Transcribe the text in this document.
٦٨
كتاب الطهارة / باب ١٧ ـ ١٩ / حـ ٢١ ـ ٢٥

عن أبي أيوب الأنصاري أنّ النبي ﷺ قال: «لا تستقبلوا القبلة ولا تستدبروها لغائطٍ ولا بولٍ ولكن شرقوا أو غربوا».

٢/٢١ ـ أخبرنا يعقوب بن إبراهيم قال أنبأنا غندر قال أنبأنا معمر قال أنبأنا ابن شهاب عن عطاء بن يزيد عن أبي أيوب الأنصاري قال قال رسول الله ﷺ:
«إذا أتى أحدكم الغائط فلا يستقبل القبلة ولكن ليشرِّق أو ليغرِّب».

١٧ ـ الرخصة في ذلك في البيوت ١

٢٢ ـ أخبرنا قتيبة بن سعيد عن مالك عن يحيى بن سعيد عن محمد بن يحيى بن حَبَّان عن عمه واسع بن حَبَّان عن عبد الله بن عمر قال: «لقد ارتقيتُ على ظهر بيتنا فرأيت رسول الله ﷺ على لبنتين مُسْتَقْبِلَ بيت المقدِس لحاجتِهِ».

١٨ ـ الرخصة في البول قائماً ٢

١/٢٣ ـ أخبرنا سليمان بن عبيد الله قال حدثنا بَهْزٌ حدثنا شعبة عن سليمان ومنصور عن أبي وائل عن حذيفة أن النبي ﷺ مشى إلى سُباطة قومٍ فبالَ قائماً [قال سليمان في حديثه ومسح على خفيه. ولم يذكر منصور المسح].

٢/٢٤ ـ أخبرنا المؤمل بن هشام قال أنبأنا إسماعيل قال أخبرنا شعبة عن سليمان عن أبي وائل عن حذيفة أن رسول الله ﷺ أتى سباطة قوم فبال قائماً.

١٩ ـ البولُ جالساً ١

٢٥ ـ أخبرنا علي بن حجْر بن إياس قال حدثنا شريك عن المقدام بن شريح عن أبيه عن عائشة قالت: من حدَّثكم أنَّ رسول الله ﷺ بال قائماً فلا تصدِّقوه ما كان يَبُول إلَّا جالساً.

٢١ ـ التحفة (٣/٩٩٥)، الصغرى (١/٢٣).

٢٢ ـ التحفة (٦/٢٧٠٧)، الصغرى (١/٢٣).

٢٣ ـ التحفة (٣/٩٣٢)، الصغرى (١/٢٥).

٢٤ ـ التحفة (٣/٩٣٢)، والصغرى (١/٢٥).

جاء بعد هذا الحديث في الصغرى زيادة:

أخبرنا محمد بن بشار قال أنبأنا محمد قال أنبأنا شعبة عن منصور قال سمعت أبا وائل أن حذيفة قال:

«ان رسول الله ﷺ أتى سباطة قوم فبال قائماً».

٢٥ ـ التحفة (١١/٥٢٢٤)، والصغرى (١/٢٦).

● ● ● ●

- **Goal of the exercise**
Please output every record, keeping each line exact.

- **Worked answer**
Transcribe the text in this document.
٦٨
كتاب الطهارة / باب ١٧ ـ ١٩ / حـ ٢١ ـ ٢٥

عن أبي أيوب الأنصاري أنّ النبي ﷺ قال: «لا تستقبلوا القبلة ولا تستدبروها لغائطٍ ولا بولٍ ولكن شرقوا أو غربوا».

٢/٢١ ـ أخبرنا يعقوب بن إبراهيم قال أنبأنا غندر قال أنبأنا معمر قال أنبأنا ابن شهاب عن عطاء بن يزيد عن أبي أيوب الأنصاري قال قال رسول الله ﷺ:
«إذا أتى أحدكم الغائط فلا يستقبل القبلة ولكن ليشرِّق أو ليغرِّب».

١٧ ـ الرخصة في ذلك في البيوت ١

٢٢ ـ أخبرنا قتيبة بن سعيد عن مالك عن يحيى بن سعيد عن محمد بن يحيى بن حَبَّان عن عمه واسع بن حَبَّان عن عبد الله بن عمر قال: «لقد ارتقيتُ على ظهر بيتنا فرأيت رسول الله ﷺ على لبنتين مُسْتَقْبِلَ بيت المقدِس لحاجتِهِ».

١٨ ـ الرخصة في البول قائماً ٢

١/٢٣ ـ أخبرنا سليمان بن عبيد الله قال حدثنا بَهْزٌ حدثنا شعبة عن سليمان ومنصور عن أبي وائل عن حذيفة أن النبي ﷺ مشى إلى سُباطة قومٍ فبالَ قائماً [قال سليمان في حديثه ومسح على خفيه. ولم يذكر منصور المسح].

٢/٢٤ ـ أخبرنا المؤمل بن هشام قال أنبأنا إسماعيل قال أخبرنا شعبة عن سليمان عن أبي وائل عن حذيفة أن رسول الله ﷺ أتى سباطة قوم فبال قائماً.

١٩ ـ البولُ جالساً ١

٢٥ ـ أخبرنا علي بن حجْر بن إياس قال حدثنا شريك عن المقدام بن شريح عن أبيه عن عائشة قالت: من حدَّثكم أنَّ رسول الله ﷺ بال قائماً فلا تصدِّقوه ما كان يَبُول إلَّا جالساً.

٢١ ـ التحفة (٣/٩٩٥)، الصغرى (١/٢٣).

٢٢ ـ التحفة (٦/٢٧٠٧)، الصغرى (١/٢٣).

٢٣ ـ التحفة (٣/٩٣٢)، الصغرى (١/٢٥).

٢٤ ـ التحفة (٣/٩٣٢)، والصغرى (١/٢٥).

جاء بعد هذا الحديث في الصغرى زيادة:

أخبرنا محمد بن بشار قال أنبأنا محمد قال أنبأنا شعبة عن منصور قال سمعت أبا وائل أن حذيفة قال:

«ان رسول الله ﷺ أتى سباطة قوم فبال قائماً».

٢٥ ـ التحفة (١١/٥٢٢٤)، والصغرى (١/٢٦).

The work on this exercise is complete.